_EXTRACTED ENTRIES_.
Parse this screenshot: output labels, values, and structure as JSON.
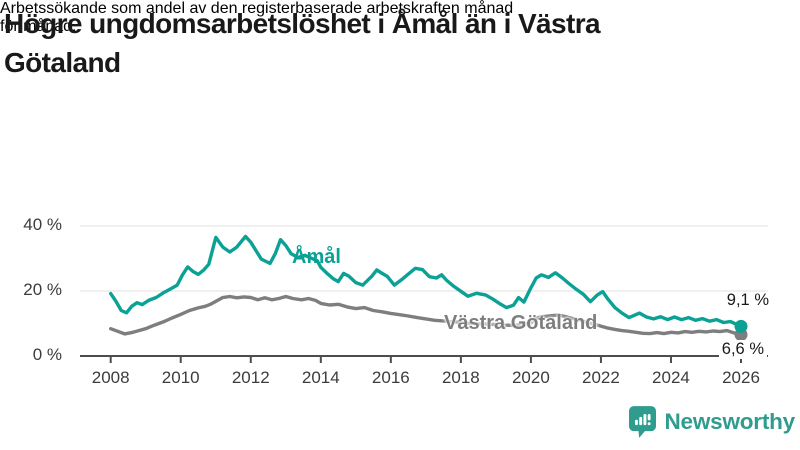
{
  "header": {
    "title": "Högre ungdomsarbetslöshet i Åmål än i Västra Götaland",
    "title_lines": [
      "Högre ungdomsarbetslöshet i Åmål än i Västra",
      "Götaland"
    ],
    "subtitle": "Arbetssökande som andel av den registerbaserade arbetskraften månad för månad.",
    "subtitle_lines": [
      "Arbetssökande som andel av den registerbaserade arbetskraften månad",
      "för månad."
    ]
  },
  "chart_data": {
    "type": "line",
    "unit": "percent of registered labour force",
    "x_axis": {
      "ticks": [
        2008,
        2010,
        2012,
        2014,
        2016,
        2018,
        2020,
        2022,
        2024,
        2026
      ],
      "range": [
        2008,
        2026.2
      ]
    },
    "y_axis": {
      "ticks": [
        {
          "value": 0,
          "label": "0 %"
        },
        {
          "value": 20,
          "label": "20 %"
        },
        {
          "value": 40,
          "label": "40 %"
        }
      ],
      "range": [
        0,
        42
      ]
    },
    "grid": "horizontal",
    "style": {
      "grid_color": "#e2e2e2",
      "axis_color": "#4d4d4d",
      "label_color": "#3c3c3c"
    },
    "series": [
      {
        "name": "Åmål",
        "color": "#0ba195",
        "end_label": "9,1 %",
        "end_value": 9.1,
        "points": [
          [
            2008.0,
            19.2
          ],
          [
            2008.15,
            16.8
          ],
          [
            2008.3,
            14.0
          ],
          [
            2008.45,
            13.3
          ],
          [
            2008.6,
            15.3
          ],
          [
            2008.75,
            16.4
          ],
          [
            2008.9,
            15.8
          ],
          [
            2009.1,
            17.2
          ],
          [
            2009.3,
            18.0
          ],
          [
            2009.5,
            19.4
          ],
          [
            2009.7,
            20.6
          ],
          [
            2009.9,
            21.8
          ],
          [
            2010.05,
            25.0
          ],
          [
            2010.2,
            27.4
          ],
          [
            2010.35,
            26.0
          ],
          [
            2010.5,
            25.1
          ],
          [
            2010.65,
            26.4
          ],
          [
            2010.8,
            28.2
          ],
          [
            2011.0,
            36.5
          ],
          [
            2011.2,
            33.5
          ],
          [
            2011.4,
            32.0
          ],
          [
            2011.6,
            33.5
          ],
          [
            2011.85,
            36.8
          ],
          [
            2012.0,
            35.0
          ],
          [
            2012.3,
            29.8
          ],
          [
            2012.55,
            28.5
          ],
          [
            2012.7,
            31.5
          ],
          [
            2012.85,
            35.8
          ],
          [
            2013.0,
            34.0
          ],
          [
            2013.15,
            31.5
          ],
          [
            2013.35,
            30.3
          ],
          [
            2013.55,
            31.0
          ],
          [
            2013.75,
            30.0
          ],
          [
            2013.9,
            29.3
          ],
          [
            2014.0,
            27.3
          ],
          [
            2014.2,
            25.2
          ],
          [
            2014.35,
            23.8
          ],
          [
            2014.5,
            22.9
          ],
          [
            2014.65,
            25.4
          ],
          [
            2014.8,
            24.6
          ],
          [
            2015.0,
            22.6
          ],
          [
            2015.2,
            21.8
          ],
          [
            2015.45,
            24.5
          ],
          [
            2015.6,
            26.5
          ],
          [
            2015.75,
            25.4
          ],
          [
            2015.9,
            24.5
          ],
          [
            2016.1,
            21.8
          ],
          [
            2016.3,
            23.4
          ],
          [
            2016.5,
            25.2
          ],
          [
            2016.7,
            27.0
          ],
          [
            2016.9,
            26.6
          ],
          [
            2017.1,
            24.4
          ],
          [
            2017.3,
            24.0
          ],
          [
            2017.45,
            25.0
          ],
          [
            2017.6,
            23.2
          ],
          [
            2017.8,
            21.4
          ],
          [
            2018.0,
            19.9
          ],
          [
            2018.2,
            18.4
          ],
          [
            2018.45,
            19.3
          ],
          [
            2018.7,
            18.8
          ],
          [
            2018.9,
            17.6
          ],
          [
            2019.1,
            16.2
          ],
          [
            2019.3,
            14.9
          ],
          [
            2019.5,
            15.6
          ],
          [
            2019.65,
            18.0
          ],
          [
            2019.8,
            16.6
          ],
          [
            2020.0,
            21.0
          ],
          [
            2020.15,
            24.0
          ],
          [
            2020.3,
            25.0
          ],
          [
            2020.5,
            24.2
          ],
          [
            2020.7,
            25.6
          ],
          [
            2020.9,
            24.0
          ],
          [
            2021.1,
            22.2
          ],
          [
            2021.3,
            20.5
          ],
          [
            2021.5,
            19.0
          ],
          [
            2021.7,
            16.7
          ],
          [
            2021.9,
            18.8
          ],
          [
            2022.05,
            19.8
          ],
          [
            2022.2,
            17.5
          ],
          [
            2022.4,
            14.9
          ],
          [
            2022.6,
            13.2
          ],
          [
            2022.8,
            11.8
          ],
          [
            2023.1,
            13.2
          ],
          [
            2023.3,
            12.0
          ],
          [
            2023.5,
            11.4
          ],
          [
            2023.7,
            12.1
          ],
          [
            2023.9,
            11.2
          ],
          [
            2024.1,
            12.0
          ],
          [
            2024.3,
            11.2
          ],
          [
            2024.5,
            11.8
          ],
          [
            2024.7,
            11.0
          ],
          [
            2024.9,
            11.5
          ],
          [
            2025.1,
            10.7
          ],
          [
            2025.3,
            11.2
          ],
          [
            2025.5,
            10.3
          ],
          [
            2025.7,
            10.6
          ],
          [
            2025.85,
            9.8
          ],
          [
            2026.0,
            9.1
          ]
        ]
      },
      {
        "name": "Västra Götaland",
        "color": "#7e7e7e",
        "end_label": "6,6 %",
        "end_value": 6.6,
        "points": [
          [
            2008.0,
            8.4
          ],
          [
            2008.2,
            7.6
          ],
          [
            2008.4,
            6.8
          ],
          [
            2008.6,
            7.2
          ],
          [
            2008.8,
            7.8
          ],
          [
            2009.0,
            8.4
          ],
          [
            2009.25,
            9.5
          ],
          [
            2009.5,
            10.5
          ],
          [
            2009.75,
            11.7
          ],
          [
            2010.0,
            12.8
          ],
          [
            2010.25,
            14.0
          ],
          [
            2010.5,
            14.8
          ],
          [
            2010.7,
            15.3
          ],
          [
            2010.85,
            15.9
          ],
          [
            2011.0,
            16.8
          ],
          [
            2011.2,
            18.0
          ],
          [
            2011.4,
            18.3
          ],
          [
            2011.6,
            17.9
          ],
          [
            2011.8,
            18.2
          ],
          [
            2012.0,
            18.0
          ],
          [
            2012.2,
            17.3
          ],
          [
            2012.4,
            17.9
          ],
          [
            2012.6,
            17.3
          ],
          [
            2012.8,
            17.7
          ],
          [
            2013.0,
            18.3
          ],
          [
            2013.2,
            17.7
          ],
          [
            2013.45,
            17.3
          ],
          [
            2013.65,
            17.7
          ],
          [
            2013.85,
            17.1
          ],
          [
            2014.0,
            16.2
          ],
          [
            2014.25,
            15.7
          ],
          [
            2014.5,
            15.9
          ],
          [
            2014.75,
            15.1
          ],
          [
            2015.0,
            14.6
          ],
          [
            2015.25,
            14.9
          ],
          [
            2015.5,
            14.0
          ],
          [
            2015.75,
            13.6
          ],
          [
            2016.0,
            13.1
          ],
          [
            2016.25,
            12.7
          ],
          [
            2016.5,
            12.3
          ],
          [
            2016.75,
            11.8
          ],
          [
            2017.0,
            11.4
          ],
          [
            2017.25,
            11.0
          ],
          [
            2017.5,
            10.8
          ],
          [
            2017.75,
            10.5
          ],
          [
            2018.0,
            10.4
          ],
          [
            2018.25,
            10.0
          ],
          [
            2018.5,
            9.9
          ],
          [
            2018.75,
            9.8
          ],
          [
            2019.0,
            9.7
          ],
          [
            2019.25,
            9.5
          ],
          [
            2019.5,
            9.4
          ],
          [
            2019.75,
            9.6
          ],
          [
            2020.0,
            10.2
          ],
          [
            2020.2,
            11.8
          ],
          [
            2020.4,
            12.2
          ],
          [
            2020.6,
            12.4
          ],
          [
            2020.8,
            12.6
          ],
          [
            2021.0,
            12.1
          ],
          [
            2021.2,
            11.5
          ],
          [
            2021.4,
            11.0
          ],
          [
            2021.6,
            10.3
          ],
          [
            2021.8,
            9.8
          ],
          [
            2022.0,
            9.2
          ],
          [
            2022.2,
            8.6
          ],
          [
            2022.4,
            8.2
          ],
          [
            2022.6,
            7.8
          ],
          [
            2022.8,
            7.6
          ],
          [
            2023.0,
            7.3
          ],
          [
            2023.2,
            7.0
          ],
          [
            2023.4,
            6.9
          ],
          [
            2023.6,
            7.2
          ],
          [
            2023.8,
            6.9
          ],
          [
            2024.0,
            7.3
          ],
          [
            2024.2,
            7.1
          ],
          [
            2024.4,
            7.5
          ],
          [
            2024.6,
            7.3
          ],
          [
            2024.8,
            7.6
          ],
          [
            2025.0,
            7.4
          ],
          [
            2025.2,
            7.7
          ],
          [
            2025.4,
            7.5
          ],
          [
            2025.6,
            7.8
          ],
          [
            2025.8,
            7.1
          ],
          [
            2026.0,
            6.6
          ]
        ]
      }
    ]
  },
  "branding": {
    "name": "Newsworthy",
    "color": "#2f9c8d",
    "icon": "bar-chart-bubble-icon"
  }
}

_REQUEST_.
Which lines hold the word "andel"? Copy every one of them.

_RESPONSE_.
    "subtitle": "Arbetssökande som andel av den registerbaserade arbetskraften månad för månad.",
      "Arbetssökande som andel av den registerbaserade arbetskraften månad",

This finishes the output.